▸ RECORDS SHOWN:
------------------------
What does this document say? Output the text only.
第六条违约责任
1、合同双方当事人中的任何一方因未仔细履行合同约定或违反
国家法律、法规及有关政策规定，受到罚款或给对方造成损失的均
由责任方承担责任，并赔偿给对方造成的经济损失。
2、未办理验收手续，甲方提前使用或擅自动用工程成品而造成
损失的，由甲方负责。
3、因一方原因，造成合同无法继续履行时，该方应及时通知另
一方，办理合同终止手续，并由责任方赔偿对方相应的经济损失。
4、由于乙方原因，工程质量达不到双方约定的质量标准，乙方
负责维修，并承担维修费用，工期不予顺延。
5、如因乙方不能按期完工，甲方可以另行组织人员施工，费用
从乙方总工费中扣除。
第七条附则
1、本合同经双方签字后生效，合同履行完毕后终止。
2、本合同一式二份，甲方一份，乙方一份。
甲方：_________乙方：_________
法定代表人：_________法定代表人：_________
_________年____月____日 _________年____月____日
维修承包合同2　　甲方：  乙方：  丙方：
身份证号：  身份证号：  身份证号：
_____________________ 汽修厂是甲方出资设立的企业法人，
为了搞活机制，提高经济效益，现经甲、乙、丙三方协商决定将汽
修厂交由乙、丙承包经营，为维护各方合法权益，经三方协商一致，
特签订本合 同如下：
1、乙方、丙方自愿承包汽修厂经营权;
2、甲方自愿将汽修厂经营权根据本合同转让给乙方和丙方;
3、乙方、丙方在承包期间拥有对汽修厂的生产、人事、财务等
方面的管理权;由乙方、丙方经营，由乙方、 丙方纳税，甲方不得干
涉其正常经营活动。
------------------------
Set down each entry again, unchanged.

What does this document say? Output the text only.
第六条违约责任
1、合同双方当事人中的任何一方因未仔细履行合同约定或违反
国家法律、法规及有关政策规定，受到罚款或给对方造成损失的均
由责任方承担责任，并赔偿给对方造成的经济损失。
2、未办理验收手续，甲方提前使用或擅自动用工程成品而造成
损失的，由甲方负责。
3、因一方原因，造成合同无法继续履行时，该方应及时通知另
一方，办理合同终止手续，并由责任方赔偿对方相应的经济损失。
4、由于乙方原因，工程质量达不到双方约定的质量标准，乙方
负责维修，并承担维修费用，工期不予顺延。
5、如因乙方不能按期完工，甲方可以另行组织人员施工，费用
从乙方总工费中扣除。
第七条附则
1、本合同经双方签字后生效，合同履行完毕后终止。
2、本合同一式二份，甲方一份，乙方一份。
甲方：_________乙方：_________
法定代表人：_________法定代表人：_________
_________年____月____日 _________年____月____日
维修承包合同2　　甲方：  乙方：  丙方：
身份证号：  身份证号：  身份证号：
_____________________ 汽修厂是甲方出资设立的企业法人，
为了搞活机制，提高经济效益，现经甲、乙、丙三方协商决定将汽
修厂交由乙、丙承包经营，为维护各方合法权益，经三方协商一致，
特签订本合 同如下：
1、乙方、丙方自愿承包汽修厂经营权;
2、甲方自愿将汽修厂经营权根据本合同转让给乙方和丙方;
3、乙方、丙方在承包期间拥有对汽修厂的生产、人事、财务等
方面的管理权;由乙方、丙方经营，由乙方、 丙方纳税，甲方不得干
涉其正常经营活动。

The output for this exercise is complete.